▶ _STATED PROBLEM 1_
Answer these questions from the essay on growing up:
(a) What does the essay say carved out the Grand Canyon?
(b) For how many days did the writer bang their head against the wall?
(c) For how many chapters does the writer say they have led the reader on?
▶ _STATED PROBLEM 2_
Carry the essay on growing up forward from its final sentence, keeping its voice.

▶ _PASSAGE GIVEN_
****************
A single brick is the cornerstone of a large building. One tiny little ember can burn down a great forest. Nobody tunes my piano anymore. A wall is a singular structure, unless it is constructed in sections. I'm sure you know what I'm getting at here, and wouldn't you agree?

A river carved out the Grand Canyon. "The Tonight Show" started as a joke. My lawyer still owes me money.

Some people are afraid of bears, but not me. If I ever see a bear, I'm going to tell it to get stuffed. Meanwhile, one of those educational channels has an ongoing documentary about the construction of the St. Louis Arch, or whatever it's called. The Golden Arch? St. McLouis? I don't know, and I don't care, because they built that thing in about six or fifty weeks, and more people died than in all of the Heavyweight Title Bouts combined, but damn it, that thing got built, and you can't stop me.

Now I think you see what I'm getting at. When I was young I had certain beliefs, and those beliefs were false, they were a lie, they were a joke, a laugh, a nightmare, a song and dance routine in Technicolor. I was smarter than any ten dumb guys put together, and a small cat. I was completely positive of a world view that was nonsensical, ignorant, ridiculous, funny, whatever.

And then I grew up.

Wow.

What a manly thing to do. I grew up, and I learned what a silly twerp of a geek of a thoughtless buffoon of a monkey of a bad waiter's sister's cousin I really was. And for sixteen days I banged my head against the wall, setting loose over twenty seven distinctly unique personalities, that went on to form a company, go bankrupt, and hit it big in Vegas. They never sent me a check.

But that's how it goes sometimes. We win some, but really it all comes back around again. And none of that mattered. I was a wise, all knowing, completely realistic and practical grownup, who could even bathe without a rubber duck.

It was fun being a grownup. OK, that's a lie. It was that one word, you know, that little phrase, whatever it is that's the opposite of fun...

What was it....?

Mmmmmm....

Oh yeah, it was a DRAG!

It was, like a major bummer, dude. My groovy vibe had gone stagnant, and even the ugly girls wouldn't dance with me any more. I had it all wrong, and wronger, and even wrongest, which is pretty hard to spell in Swahili.

And then it hit me.

The children are right, man, and you responsible people have let the doors of reality slam shut in your miserable, insipid, overbloviated faces. Look THAT one up, chump!

So for three and a half chapters, I have led you on, teased you, kept your back against the wall and your chicken to the griddle, only to end by killing the main character.
****************
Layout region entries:
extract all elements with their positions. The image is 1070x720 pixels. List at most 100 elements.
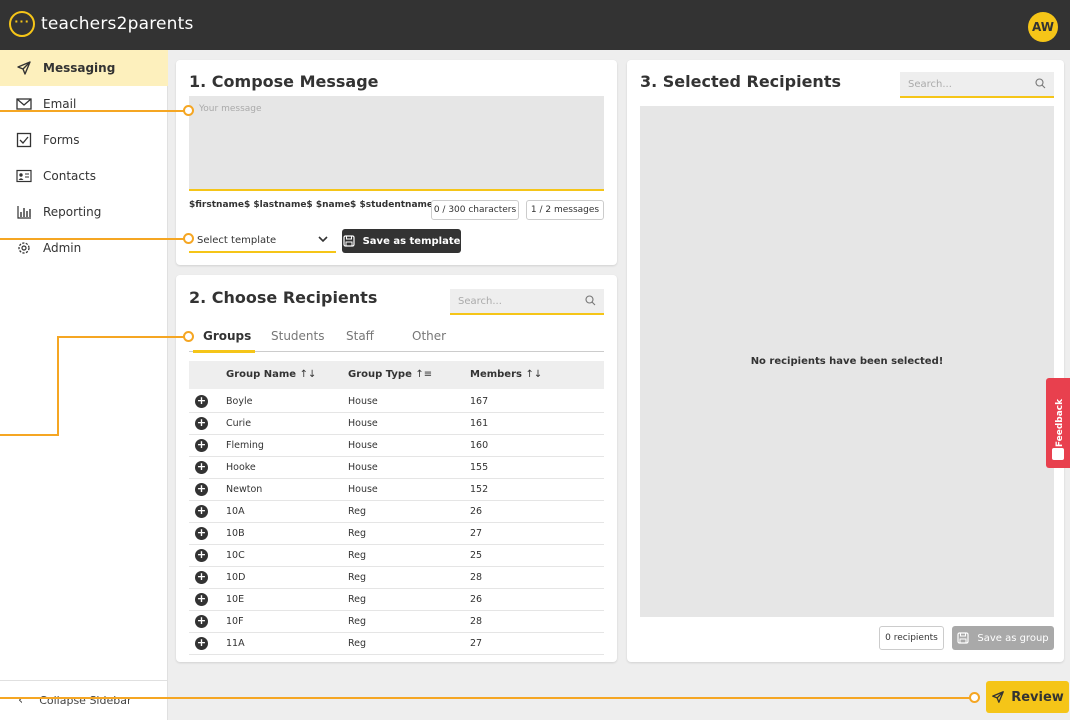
column-header-members[interactable]: Members ↑↓ — [470, 369, 542, 380]
review-button[interactable]: Review — [986, 681, 1069, 713]
sidebar: Messaging Email Forms Contacts Reporting… — [0, 50, 168, 720]
members-cell: 167 — [470, 396, 489, 407]
avatar[interactable]: AW — [1028, 12, 1058, 42]
group-name-cell: 11A — [226, 638, 245, 649]
sidebar-item-contacts[interactable]: Contacts — [0, 158, 168, 194]
contact-card-icon — [15, 167, 33, 185]
callout-line — [0, 110, 188, 112]
recipients-search-input[interactable]: Search... — [450, 289, 604, 315]
search-icon — [1035, 78, 1046, 92]
members-cell: 27 — [470, 638, 483, 649]
group-type-cell: Reg — [348, 550, 367, 561]
recipients-title: 2. Choose Recipients — [189, 288, 378, 307]
group-type-cell: Reg — [348, 638, 367, 649]
message-count: 1 / 2 messages — [526, 200, 604, 220]
members-cell: 28 — [470, 616, 483, 627]
logo-mark-icon: ··· — [9, 11, 35, 37]
members-cell: 28 — [470, 572, 483, 583]
sidebar-item-admin[interactable]: Admin — [0, 230, 168, 266]
sidebar-item-label: Admin — [43, 241, 82, 255]
table-row: +10C Reg 25 — [189, 545, 604, 567]
feedback-tab[interactable]: Feedback — [1046, 378, 1070, 468]
group-name-cell: Boyle — [226, 396, 253, 407]
add-icon[interactable]: + — [195, 549, 208, 562]
add-icon[interactable]: + — [195, 615, 208, 628]
callout-line — [57, 336, 59, 436]
group-name-cell: 10F — [226, 616, 244, 627]
group-name-cell: Hooke — [226, 462, 256, 473]
chevron-down-icon — [318, 234, 328, 247]
search-icon — [585, 295, 596, 309]
group-type-cell: Reg — [348, 506, 367, 517]
gear-icon — [15, 239, 33, 257]
members-cell: 155 — [470, 462, 489, 473]
tab-other[interactable]: Other — [412, 329, 446, 343]
group-name-cell: Newton — [226, 484, 263, 495]
add-icon[interactable]: + — [195, 527, 208, 540]
group-name-cell: 10C — [226, 550, 245, 561]
selected-search-input[interactable]: Search... — [900, 72, 1054, 98]
column-header-group-type[interactable]: Group Type ↑≡ — [348, 369, 432, 380]
callout-dot — [183, 105, 194, 116]
sidebar-item-label: Email — [43, 97, 77, 111]
table-row: +10F Reg 28 — [189, 611, 604, 633]
add-icon[interactable]: + — [195, 483, 208, 496]
bar-chart-icon — [15, 203, 33, 221]
chevron-left-icon: ‹ — [18, 693, 24, 708]
sidebar-item-label: Forms — [43, 133, 80, 147]
table-row: +11A Reg 27 — [189, 633, 604, 655]
app-logo[interactable]: ··· teachers2parents — [9, 11, 194, 37]
template-select-value: Select template — [197, 234, 277, 246]
save-as-group-label: Save as group — [977, 632, 1049, 644]
checkbox-icon — [15, 131, 33, 149]
selected-recipients-list: No recipients have been selected! — [640, 106, 1054, 617]
sidebar-item-reporting[interactable]: Reporting — [0, 194, 168, 230]
callout-line — [0, 697, 974, 699]
members-cell: 161 — [470, 418, 489, 429]
send-icon — [15, 59, 33, 77]
sidebar-item-messaging[interactable]: Messaging — [0, 50, 168, 86]
sidebar-item-email[interactable]: Email — [0, 86, 168, 122]
save-icon — [957, 632, 969, 644]
template-select[interactable]: Select template — [189, 229, 336, 253]
add-icon[interactable]: + — [195, 417, 208, 430]
tab-students[interactable]: Students — [271, 329, 325, 343]
group-name-cell: 10D — [226, 572, 246, 583]
recipient-tabs: Groups Students Staff Other — [189, 325, 604, 353]
add-icon[interactable]: + — [195, 637, 208, 650]
tab-groups[interactable]: Groups — [203, 329, 251, 343]
sidebar-item-forms[interactable]: Forms — [0, 122, 168, 158]
message-input[interactable]: Your message — [189, 96, 604, 191]
add-icon[interactable]: + — [195, 461, 208, 474]
group-name-cell: 10E — [226, 594, 245, 605]
search-placeholder: Search... — [458, 295, 502, 307]
collapse-sidebar-button[interactable]: ‹ Collapse Sidebar — [0, 680, 168, 720]
save-as-group-button[interactable]: Save as group — [952, 626, 1054, 650]
callout-line — [57, 336, 188, 338]
add-icon[interactable]: + — [195, 505, 208, 518]
add-icon[interactable]: + — [195, 395, 208, 408]
table-row: + Boyle House 167 — [189, 391, 604, 413]
recipient-count: 0 recipients — [879, 626, 944, 650]
add-icon[interactable]: + — [195, 571, 208, 584]
add-icon[interactable]: + — [195, 439, 208, 452]
save-as-template-label: Save as template — [362, 235, 461, 247]
members-cell: 25 — [470, 550, 483, 561]
column-header-group-name[interactable]: Group Name ↑↓ — [226, 369, 316, 380]
table-row: +10A Reg 26 — [189, 501, 604, 523]
table-row: + Fleming House 160 — [189, 435, 604, 457]
members-cell: 152 — [470, 484, 489, 495]
group-type-cell: House — [348, 484, 378, 495]
table-row: + Hooke House 155 — [189, 457, 604, 479]
add-icon[interactable]: + — [195, 593, 208, 606]
sidebar-item-label: Messaging — [43, 61, 116, 75]
callout-line — [0, 238, 188, 240]
members-cell: 26 — [470, 506, 483, 517]
table-header: Group Name ↑↓ Group Type ↑≡ Members ↑↓ — [189, 361, 604, 389]
tab-staff[interactable]: Staff — [346, 329, 374, 343]
table-row: + Newton House 152 — [189, 479, 604, 501]
table-row: +10B Reg 27 — [189, 523, 604, 545]
character-count: 0 / 300 characters — [431, 200, 519, 220]
save-as-template-button[interactable]: Save as template — [342, 229, 461, 253]
group-type-cell: House — [348, 396, 378, 407]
****************
▶ _FINAL RESULT 1_
(a) A river.
(b) Sixteen days.
(c) Three and a half chapters.

▶ _FINAL RESULT 2_
The End.

Just kidding, the thing is, and it really is too, is that we go through a minute, indescribably optomistic phase in our lives when we believe ONE person can change the world.

Then we realize how finite and controlled our world really is.

But that's where we screw up bigtime, people.

The Universe is INFINITE! Do you KNOW this concept, INFINITE? It's like if you had a billion zillion quadrillion jelly beans, and I gave you a billion zillion quadrillion loballilian more, you still wouldn't be any closer to having an INFINITE quantity of jelly beans.

So, basically, you'd be screwed.

Many people have worked hard for eons of centuries to put our collective existance into a little box.

It's a comfortable little box, and it's made of the finest Teak and Kaopectate, but it's still a box. It's full of an ordered little society, where everything either makes sense, or we kill it.

Well, not me, pal. Fool me seventy nine times, shame on you; fool me eight thousand six hundred and forty two times, shame on ME!

I'm one guy. And I've decided right here, right now, that I am going to change the world. I know I can do this very simple thing, and I can do it every day for the rest of my life. And when I get done, no one will make me a king, and no one will make me a chocolate cake, and no one will yodel on my doorstep, or coat my Lillies with glycerine.

Which is fine, because Lillies don't like that, and neither do Protestants.

Do you like the world EXACTLY HOW IT IS? Every house is painted the color you like, every road, every sign, every office building, every cup of Jello is EXACTLY where you want it to be?

I doubt it, and although I'm joking about this, and playing you, the reader, for a fool, I am DEAD SERIOUS.

And remember: Hate people who aren't like you, and leave a lot of garbage everywhere.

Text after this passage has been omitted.